PROMPT: Take the data that follows and retype it word for word.

— BEGIN DATA TO PROCESS —

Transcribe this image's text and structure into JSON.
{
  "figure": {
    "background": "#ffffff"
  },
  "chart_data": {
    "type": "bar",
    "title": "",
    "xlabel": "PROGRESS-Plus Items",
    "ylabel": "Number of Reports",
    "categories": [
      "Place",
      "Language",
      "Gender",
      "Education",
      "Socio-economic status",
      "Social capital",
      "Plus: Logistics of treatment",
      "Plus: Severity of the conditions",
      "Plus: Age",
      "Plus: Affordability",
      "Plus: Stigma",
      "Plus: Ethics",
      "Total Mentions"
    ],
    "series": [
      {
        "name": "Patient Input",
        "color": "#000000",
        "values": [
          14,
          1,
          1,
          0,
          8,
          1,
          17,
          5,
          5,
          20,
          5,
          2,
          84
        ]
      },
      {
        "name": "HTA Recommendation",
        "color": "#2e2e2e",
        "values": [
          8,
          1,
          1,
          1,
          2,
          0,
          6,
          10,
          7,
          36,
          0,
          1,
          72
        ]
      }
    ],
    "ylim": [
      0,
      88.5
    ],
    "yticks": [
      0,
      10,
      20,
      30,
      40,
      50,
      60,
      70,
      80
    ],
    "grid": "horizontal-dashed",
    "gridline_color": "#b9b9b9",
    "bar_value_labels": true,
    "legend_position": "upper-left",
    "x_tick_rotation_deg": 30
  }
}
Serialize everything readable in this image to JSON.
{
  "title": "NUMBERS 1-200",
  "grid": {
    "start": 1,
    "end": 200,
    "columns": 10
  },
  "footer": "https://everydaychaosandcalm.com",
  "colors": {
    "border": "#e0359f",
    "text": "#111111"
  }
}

— END DATA TO PROCESS —

FULL OUTPUT:
Transcribe this image's text and structure into JSON.
{
  "figure": {
    "background": "#ffffff"
  },
  "chart_data": {
    "type": "bar",
    "title": "",
    "xlabel": "PROGRESS-Plus Items",
    "ylabel": "Number of Reports",
    "categories": [
      "Place",
      "Language",
      "Gender",
      "Education",
      "Socio-economic status",
      "Social capital",
      "Plus: Logistics of treatment",
      "Plus: Severity of the conditions",
      "Plus: Age",
      "Plus: Affordability",
      "Plus: Stigma",
      "Plus: Ethics",
      "Total Mentions"
    ],
    "series": [
      {
        "name": "Patient Input",
        "color": "#000000",
        "values": [
          14,
          1,
          1,
          0,
          8,
          1,
          17,
          5,
          5,
          20,
          5,
          2,
          84
        ]
      },
      {
        "name": "HTA Recommendation",
        "color": "#2e2e2e",
        "values": [
          8,
          1,
          1,
          1,
          2,
          0,
          6,
          10,
          7,
          36,
          0,
          1,
          72
        ]
      }
    ],
    "ylim": [
      0,
      88.5
    ],
    "yticks": [
      0,
      10,
      20,
      30,
      40,
      50,
      60,
      70,
      80
    ],
    "grid": "horizontal-dashed",
    "gridline_color": "#b9b9b9",
    "bar_value_labels": true,
    "legend_position": "upper-left",
    "x_tick_rotation_deg": 30
  }
}
Serialize everything readable in this image to JSON.
{
  "title": "NUMBERS 1-200",
  "grid": {
    "start": 1,
    "end": 200,
    "columns": 10
  },
  "footer": "https://everydaychaosandcalm.com",
  "colors": {
    "border": "#e0359f",
    "text": "#111111"
  }
}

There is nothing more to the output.